**WHAT THE EXERCISE ASKS**
Your copy of the material must match it exactly, except that pictures are dropped.

**DATA PROVIDED**

┌──

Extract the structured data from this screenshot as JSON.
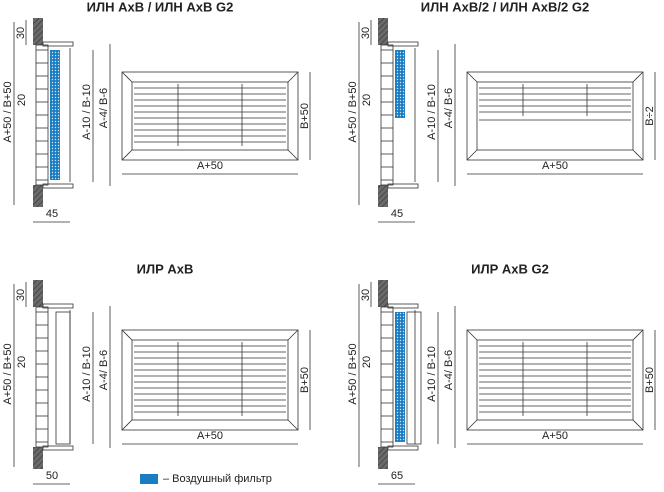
{
  "panels": [
    {
      "title": "ИЛН АхВ / ИЛН АхВ G2",
      "top_depth": "30",
      "overall": "A+50 / B+50",
      "pitch": "20",
      "inner": "A-10 / B-10",
      "opening": "A-4/ B-6",
      "height": "B+50",
      "width": "A+50",
      "depth": "45"
    },
    {
      "title": "ИЛН АхВ/2 / ИЛН АхВ/2 G2",
      "top_depth": "30",
      "overall": "A+50 / B+50",
      "pitch": "20",
      "inner": "A-10 / B-10",
      "opening": "A-4/ B-6",
      "height": "B÷2",
      "width": "A+50",
      "depth": "45"
    },
    {
      "title": "ИЛР АхВ",
      "top_depth": "30",
      "overall": "A+50 / B+50",
      "pitch": "20",
      "inner": "A-10 / B-10",
      "opening": "A-4/ B-6",
      "height": "B+50",
      "width": "A+50",
      "depth": "50"
    },
    {
      "title": "ИЛР АхВ G2",
      "top_depth": "30",
      "overall": "A+50 / B+50",
      "pitch": "20",
      "inner": "A-10 / B-10",
      "opening": "A-4/ B-6",
      "height": "B+50",
      "width": "A+50",
      "depth": "65"
    }
  ],
  "legend": {
    "label": "– Воздушный фильтр"
  }
}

└──

**WRITTEN SOLUTION**
Extract the structured data from this screenshot as JSON.
{
  "panels": [
    {
      "title": "ИЛН АхВ / ИЛН АхВ G2",
      "top_depth": "30",
      "overall": "A+50 / B+50",
      "pitch": "20",
      "inner": "A-10 / B-10",
      "opening": "A-4/ B-6",
      "height": "B+50",
      "width": "A+50",
      "depth": "45"
    },
    {
      "title": "ИЛН АхВ/2 / ИЛН АхВ/2 G2",
      "top_depth": "30",
      "overall": "A+50 / B+50",
      "pitch": "20",
      "inner": "A-10 / B-10",
      "opening": "A-4/ B-6",
      "height": "B÷2",
      "width": "A+50",
      "depth": "45"
    },
    {
      "title": "ИЛР АхВ",
      "top_depth": "30",
      "overall": "A+50 / B+50",
      "pitch": "20",
      "inner": "A-10 / B-10",
      "opening": "A-4/ B-6",
      "height": "B+50",
      "width": "A+50",
      "depth": "50"
    },
    {
      "title": "ИЛР АхВ G2",
      "top_depth": "30",
      "overall": "A+50 / B+50",
      "pitch": "20",
      "inner": "A-10 / B-10",
      "opening": "A-4/ B-6",
      "height": "B+50",
      "width": "A+50",
      "depth": "65"
    }
  ],
  "legend": {
    "label": "– Воздушный фильтр"
  }
}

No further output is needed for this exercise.